# [Directions for this task]
Determine the number of lines where "xlabel" occurs and reply with that number by itself.

Collected data:
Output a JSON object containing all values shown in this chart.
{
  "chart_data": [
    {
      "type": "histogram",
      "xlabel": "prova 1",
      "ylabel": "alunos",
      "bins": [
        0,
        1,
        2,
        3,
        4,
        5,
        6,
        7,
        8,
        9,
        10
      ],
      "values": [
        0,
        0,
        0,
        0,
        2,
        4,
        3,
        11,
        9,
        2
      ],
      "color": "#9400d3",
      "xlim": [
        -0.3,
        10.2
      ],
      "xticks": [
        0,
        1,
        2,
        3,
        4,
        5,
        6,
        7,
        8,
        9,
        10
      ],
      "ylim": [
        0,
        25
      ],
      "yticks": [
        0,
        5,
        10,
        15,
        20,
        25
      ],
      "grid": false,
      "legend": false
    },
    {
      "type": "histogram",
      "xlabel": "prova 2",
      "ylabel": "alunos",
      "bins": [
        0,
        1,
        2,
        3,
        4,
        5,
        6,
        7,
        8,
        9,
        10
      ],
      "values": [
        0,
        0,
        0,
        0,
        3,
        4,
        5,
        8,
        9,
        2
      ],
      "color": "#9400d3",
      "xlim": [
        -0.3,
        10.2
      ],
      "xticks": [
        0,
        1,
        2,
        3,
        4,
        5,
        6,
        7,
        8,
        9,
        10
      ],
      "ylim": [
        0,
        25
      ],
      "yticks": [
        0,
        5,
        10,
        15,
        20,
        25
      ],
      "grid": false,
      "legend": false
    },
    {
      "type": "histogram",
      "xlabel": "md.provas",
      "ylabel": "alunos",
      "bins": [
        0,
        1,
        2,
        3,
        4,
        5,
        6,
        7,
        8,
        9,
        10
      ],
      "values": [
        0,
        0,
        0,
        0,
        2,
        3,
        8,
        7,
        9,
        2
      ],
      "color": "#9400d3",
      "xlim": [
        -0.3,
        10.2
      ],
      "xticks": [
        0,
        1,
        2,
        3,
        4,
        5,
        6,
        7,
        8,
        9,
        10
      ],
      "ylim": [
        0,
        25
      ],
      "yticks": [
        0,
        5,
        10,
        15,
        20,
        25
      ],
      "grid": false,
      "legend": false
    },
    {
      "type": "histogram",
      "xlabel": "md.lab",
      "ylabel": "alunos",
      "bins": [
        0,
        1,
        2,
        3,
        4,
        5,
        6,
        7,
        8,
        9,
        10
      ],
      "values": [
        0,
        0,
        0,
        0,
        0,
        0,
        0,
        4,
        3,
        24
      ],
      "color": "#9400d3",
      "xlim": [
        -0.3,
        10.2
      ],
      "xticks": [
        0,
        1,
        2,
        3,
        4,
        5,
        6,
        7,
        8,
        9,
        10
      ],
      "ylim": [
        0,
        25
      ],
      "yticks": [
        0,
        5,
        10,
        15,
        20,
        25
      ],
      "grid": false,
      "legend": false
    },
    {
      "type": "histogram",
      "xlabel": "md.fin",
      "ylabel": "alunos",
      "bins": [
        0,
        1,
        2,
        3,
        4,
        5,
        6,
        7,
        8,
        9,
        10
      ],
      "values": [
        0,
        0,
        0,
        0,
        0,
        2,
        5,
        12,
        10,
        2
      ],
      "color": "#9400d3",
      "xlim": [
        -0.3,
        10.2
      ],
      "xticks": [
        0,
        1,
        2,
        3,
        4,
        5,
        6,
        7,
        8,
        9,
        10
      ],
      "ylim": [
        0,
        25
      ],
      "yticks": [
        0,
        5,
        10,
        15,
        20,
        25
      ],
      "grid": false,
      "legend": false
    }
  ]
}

# [Written response]
5